[START OF Source records]

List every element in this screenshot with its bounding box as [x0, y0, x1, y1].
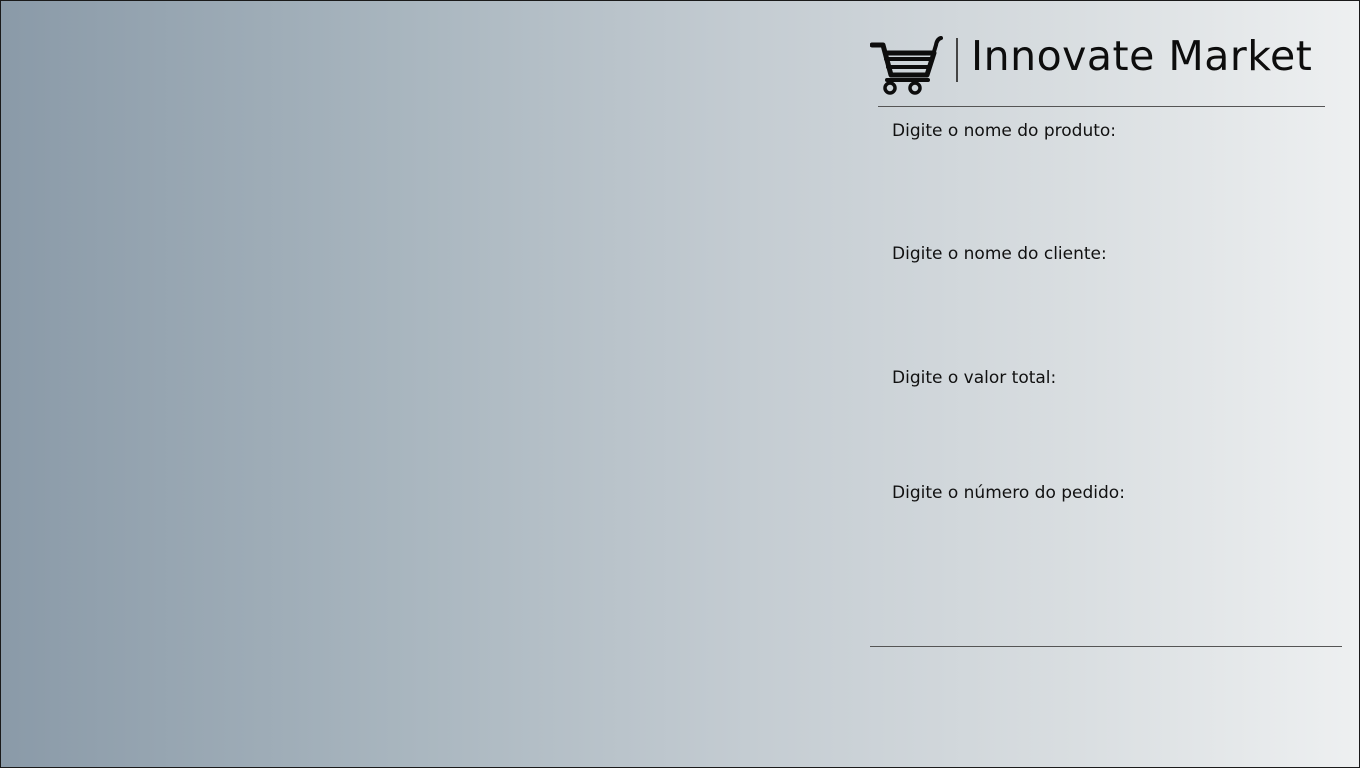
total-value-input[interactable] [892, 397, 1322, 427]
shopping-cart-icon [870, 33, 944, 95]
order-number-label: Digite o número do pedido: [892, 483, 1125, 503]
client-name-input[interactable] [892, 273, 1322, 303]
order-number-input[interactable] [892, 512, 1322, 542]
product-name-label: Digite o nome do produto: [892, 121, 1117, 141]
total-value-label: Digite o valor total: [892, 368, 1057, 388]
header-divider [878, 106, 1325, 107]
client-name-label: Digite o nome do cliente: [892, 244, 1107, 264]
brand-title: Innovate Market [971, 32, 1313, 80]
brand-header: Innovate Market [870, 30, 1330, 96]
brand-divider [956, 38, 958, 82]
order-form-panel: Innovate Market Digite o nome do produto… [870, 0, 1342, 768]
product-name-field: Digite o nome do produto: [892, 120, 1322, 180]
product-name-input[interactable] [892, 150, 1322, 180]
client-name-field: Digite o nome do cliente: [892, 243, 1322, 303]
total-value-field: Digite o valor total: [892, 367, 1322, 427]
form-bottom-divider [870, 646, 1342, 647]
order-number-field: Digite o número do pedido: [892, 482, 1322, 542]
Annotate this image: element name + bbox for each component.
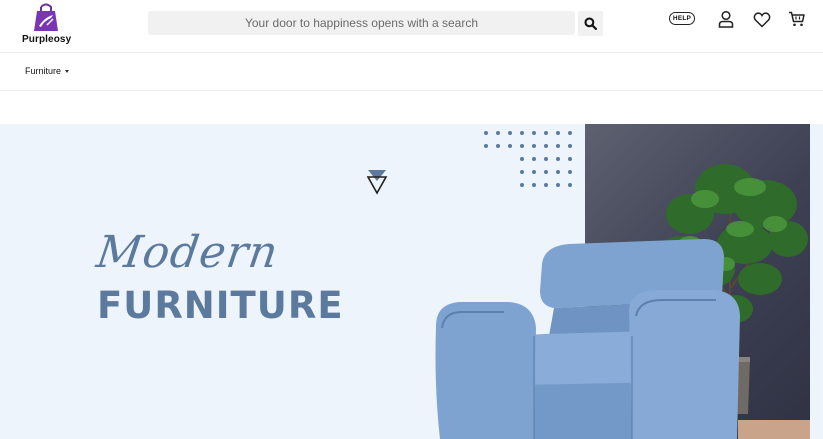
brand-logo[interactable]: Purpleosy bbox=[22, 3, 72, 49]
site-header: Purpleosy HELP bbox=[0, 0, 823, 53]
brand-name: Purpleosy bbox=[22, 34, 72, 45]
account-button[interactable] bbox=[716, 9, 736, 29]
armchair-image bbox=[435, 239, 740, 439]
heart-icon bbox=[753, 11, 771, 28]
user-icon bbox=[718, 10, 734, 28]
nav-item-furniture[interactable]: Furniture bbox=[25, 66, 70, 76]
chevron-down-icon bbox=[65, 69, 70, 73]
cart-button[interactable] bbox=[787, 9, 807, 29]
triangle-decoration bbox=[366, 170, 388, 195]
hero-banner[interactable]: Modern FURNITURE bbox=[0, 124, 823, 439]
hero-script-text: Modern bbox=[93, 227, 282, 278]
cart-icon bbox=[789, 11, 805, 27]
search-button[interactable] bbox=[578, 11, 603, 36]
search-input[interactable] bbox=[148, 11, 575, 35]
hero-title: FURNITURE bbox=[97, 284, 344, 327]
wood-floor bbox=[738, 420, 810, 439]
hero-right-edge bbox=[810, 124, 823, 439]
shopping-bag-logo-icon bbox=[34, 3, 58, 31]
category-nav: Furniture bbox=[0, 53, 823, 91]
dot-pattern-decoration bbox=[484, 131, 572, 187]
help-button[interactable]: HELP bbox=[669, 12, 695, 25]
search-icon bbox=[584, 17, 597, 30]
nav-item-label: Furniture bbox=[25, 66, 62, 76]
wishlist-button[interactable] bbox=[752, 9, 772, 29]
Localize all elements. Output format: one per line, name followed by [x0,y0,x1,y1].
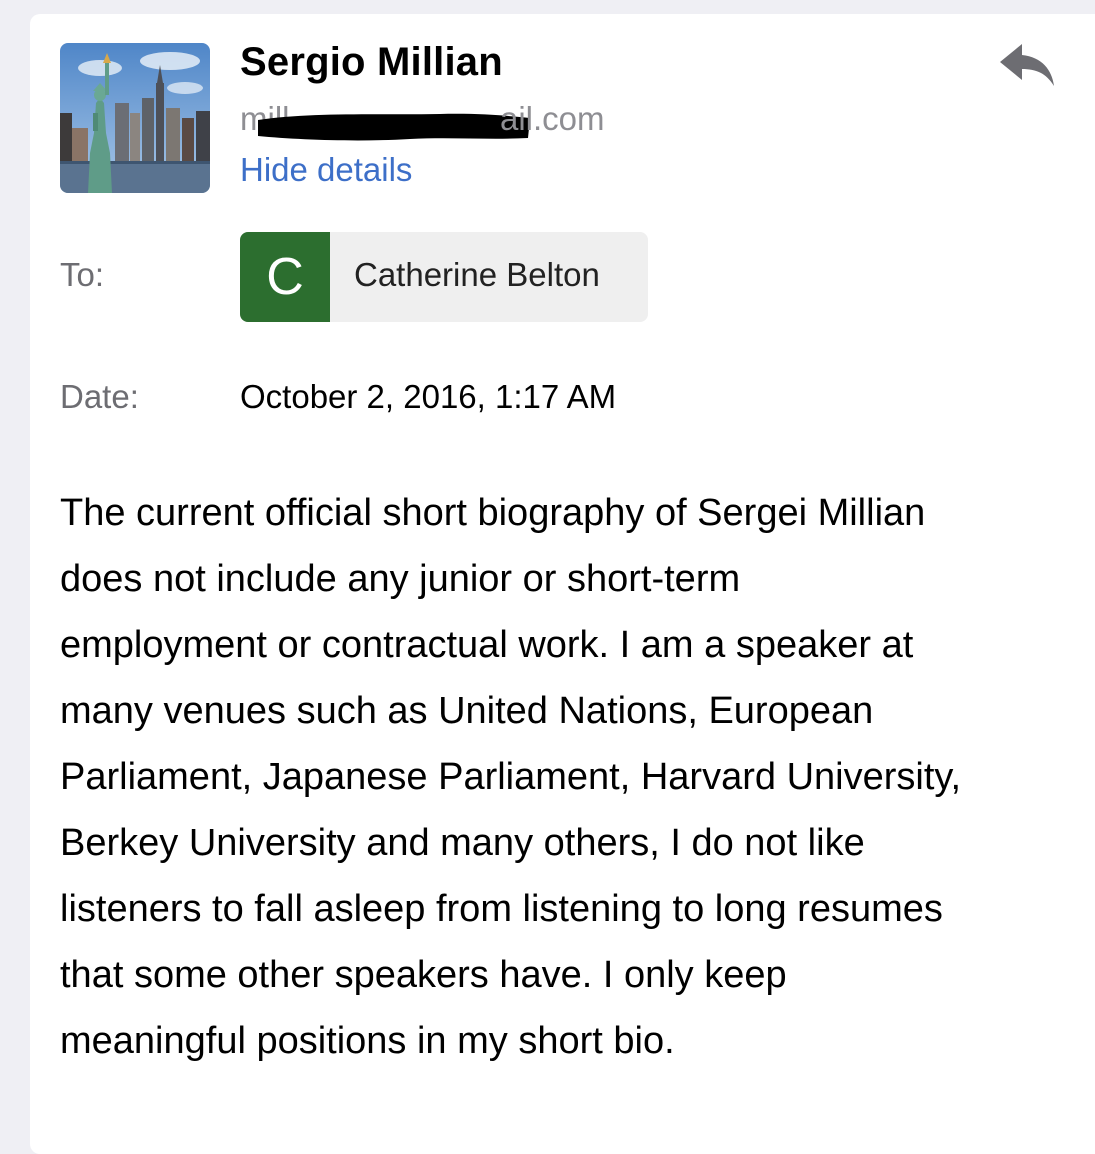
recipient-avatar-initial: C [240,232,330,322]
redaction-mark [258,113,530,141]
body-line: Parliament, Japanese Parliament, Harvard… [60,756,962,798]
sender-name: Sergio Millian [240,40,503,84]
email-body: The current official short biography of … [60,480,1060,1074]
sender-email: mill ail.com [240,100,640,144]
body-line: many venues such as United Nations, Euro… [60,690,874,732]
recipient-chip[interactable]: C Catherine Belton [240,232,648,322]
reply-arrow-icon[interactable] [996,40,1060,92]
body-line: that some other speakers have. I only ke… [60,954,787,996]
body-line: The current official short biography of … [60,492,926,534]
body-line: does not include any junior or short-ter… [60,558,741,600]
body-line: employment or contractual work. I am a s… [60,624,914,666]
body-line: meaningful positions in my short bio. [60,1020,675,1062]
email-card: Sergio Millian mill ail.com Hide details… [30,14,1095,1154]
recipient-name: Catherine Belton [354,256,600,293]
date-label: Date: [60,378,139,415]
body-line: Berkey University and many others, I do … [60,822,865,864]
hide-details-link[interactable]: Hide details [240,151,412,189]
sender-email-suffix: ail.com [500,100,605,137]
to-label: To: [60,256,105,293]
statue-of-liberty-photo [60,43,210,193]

[END OF Source records]

Directions for this task >> Collect every line above that contains the word "official" and copy each one out in full.

Expected output >>
email-body: The current official short biography of … [60,480,1060,1074]
body-line: The current official short biography of … [60,492,926,534]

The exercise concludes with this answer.